- **Challenge**: Read through the data and report every line in which the word "coordinate" occurs.

- **Information given**:
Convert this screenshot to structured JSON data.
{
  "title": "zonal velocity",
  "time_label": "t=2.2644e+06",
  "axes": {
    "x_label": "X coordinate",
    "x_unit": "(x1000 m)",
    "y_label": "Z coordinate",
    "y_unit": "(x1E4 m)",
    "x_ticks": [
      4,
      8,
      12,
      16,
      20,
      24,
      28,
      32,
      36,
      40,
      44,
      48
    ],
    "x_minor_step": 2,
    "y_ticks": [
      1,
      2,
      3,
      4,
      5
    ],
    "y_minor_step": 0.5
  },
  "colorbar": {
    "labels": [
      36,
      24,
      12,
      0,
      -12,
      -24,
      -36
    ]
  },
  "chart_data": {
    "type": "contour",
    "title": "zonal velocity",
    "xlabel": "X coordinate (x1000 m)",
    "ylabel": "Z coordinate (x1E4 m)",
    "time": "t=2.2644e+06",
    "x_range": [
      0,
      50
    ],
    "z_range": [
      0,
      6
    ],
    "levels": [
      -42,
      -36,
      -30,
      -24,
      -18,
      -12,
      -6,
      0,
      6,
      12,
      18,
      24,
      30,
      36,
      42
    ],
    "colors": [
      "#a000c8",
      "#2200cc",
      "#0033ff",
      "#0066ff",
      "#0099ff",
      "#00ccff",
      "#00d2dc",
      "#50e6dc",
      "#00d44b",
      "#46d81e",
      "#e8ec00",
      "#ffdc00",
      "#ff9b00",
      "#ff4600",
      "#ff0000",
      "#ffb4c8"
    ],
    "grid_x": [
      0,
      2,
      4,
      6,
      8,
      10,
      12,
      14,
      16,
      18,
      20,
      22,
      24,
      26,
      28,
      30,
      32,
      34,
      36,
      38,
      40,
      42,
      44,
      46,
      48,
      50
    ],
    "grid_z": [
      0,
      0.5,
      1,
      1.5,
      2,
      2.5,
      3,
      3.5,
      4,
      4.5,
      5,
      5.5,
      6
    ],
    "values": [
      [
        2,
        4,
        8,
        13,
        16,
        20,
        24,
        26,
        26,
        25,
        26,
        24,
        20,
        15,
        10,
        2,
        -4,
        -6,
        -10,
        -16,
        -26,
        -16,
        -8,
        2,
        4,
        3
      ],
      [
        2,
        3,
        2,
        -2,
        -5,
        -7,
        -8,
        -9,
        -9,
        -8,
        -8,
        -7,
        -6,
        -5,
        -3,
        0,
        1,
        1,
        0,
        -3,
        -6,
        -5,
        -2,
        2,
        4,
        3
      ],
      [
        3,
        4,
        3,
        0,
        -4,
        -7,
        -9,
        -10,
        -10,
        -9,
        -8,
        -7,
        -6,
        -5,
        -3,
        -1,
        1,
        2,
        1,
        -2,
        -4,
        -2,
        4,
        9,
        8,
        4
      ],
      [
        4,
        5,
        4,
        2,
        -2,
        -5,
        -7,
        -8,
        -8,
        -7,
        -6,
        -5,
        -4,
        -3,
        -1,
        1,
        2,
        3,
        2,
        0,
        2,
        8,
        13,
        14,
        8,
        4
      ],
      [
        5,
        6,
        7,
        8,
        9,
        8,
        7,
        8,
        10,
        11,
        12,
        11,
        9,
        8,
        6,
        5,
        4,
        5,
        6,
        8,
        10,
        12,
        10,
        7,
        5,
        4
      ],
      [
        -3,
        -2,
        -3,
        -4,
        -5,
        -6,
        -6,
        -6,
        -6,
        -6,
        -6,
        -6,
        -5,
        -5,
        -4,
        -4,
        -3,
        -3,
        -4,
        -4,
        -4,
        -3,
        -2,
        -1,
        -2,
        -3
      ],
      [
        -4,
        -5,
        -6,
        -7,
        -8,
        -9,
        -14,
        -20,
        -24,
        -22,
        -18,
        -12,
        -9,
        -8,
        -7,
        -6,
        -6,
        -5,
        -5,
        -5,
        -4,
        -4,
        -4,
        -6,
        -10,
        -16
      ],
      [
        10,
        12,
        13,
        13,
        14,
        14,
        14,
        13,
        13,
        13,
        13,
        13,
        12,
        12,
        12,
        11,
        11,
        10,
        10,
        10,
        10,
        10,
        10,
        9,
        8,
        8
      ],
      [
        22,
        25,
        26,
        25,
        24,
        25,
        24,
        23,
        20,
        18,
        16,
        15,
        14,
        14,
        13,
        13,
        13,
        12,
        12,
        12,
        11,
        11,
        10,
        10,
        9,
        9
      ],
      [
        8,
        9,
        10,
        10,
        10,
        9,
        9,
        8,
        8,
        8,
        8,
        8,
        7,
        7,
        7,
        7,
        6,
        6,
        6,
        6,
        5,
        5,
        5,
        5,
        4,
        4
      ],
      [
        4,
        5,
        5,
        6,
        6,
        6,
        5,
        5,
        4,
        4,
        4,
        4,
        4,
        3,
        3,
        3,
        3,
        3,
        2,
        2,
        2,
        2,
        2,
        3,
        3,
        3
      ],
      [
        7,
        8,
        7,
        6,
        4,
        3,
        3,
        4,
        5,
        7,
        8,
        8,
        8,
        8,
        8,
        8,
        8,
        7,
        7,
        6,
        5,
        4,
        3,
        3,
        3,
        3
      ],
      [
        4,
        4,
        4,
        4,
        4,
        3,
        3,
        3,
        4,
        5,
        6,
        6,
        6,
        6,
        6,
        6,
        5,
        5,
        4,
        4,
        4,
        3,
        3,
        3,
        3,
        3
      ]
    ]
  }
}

- **Result**:
    "x_label": "X coordinate",
    "y_label": "Z coordinate",
    "xlabel": "X coordinate (x1000 m)",
    "ylabel": "Z coordinate (x1E4 m)",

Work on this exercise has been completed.